■ WRITTEN REQUEST:
Below are records to be output exactly, every one of them.

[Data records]

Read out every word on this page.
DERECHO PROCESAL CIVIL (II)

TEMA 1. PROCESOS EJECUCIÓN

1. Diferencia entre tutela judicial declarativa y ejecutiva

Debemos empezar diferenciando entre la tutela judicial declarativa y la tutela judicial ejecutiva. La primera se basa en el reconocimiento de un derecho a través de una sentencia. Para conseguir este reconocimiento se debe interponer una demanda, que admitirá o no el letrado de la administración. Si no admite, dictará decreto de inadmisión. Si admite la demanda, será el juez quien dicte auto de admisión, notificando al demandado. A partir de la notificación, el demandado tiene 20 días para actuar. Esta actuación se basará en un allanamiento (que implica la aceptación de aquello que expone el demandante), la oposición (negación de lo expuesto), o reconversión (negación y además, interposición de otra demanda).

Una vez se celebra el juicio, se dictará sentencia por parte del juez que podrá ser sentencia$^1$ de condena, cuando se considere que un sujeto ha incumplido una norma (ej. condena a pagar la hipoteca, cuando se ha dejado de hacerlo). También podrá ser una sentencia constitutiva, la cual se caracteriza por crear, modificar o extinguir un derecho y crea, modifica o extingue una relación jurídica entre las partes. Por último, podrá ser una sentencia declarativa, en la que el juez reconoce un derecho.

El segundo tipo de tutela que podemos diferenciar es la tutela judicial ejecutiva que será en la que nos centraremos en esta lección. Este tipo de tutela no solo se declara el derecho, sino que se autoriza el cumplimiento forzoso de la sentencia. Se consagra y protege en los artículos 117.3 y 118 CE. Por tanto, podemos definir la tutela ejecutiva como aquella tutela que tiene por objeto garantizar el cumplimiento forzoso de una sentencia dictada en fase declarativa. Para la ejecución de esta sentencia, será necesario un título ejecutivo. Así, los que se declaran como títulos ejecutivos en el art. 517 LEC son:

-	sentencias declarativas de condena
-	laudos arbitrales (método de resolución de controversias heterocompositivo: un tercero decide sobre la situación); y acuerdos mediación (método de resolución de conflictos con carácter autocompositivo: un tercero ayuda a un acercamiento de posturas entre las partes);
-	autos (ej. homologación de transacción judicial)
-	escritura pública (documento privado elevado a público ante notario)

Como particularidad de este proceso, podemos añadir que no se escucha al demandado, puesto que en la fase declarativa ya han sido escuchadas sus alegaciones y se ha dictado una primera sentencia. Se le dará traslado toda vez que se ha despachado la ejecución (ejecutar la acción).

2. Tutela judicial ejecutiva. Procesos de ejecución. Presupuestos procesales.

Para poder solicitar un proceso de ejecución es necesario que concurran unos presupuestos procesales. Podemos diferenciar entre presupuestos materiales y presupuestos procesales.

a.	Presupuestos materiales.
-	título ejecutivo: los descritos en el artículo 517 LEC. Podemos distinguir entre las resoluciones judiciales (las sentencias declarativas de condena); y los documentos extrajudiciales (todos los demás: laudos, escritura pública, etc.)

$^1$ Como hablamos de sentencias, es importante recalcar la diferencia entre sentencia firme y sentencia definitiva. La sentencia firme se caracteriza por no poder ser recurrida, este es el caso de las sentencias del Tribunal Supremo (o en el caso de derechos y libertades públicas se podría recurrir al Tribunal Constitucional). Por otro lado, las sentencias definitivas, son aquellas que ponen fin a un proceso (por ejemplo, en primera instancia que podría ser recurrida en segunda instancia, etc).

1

■ ANSWER TO THIS TASK:
Read out every word on this page.
DERECHO PROCESAL CIVIL (II)

TEMA 1. PROCESOS EJECUCIÓN

1. Diferencia entre tutela judicial declarativa y ejecutiva

Debemos empezar diferenciando entre la tutela judicial declarativa y la tutela judicial ejecutiva. La primera se basa en el reconocimiento de un derecho a través de una sentencia. Para conseguir este reconocimiento se debe interponer una demanda, que admitirá o no el letrado de la administración. Si no admite, dictará decreto de inadmisión. Si admite la demanda, será el juez quien dicte auto de admisión, notificando al demandado. A partir de la notificación, el demandado tiene 20 días para actuar. Esta actuación se basará en un allanamiento (que implica la aceptación de aquello que expone el demandante), la oposición (negación de lo expuesto), o reconversión (negación y además, interposición de otra demanda).

Una vez se celebra el juicio, se dictará sentencia por parte del juez que podrá ser sentencia$^1$ de condena, cuando se considere que un sujeto ha incumplido una norma (ej. condena a pagar la hipoteca, cuando se ha dejado de hacerlo). También podrá ser una sentencia constitutiva, la cual se caracteriza por crear, modificar o extinguir un derecho y crea, modifica o extingue una relación jurídica entre las partes. Por último, podrá ser una sentencia declarativa, en la que el juez reconoce un derecho.

El segundo tipo de tutela que podemos diferenciar es la tutela judicial ejecutiva que será en la que nos centraremos en esta lección. Este tipo de tutela no solo se declara el derecho, sino que se autoriza el cumplimiento forzoso de la sentencia. Se consagra y protege en los artículos 117.3 y 118 CE. Por tanto, podemos definir la tutela ejecutiva como aquella tutela que tiene por objeto garantizar el cumplimiento forzoso de una sentencia dictada en fase declarativa. Para la ejecución de esta sentencia, será necesario un título ejecutivo. Así, los que se declaran como títulos ejecutivos en el art. 517 LEC son:

-	sentencias declarativas de condena
-	laudos arbitrales (método de resolución de controversias heterocompositivo: un tercero decide sobre la situación); y acuerdos mediación (método de resolución de conflictos con carácter autocompositivo: un tercero ayuda a un acercamiento de posturas entre las partes);
-	autos (ej. homologación de transacción judicial)
-	escritura pública (documento privado elevado a público ante notario)

Como particularidad de este proceso, podemos añadir que no se escucha al demandado, puesto que en la fase declarativa ya han sido escuchadas sus alegaciones y se ha dictado una primera sentencia. Se le dará traslado toda vez que se ha despachado la ejecución (ejecutar la acción).

2. Tutela judicial ejecutiva. Procesos de ejecución. Presupuestos procesales.

Para poder solicitar un proceso de ejecución es necesario que concurran unos presupuestos procesales. Podemos diferenciar entre presupuestos materiales y presupuestos procesales.

a.	Presupuestos materiales.
-	título ejecutivo: los descritos en el artículo 517 LEC. Podemos distinguir entre las resoluciones judiciales (las sentencias declarativas de condena); y los documentos extrajudiciales (todos los demás: laudos, escritura pública, etc.)

$^1$ Como hablamos de sentencias, es importante recalcar la diferencia entre sentencia firme y sentencia definitiva. La sentencia firme se caracteriza por no poder ser recurrida, este es el caso de las sentencias del Tribunal Supremo (o en el caso de derechos y libertades públicas se podría recurrir al Tribunal Constitucional). Por otro lado, las sentencias definitivas, son aquellas que ponen fin a un proceso (por ejemplo, en primera instancia que podría ser recurrida en segunda instancia, etc).

1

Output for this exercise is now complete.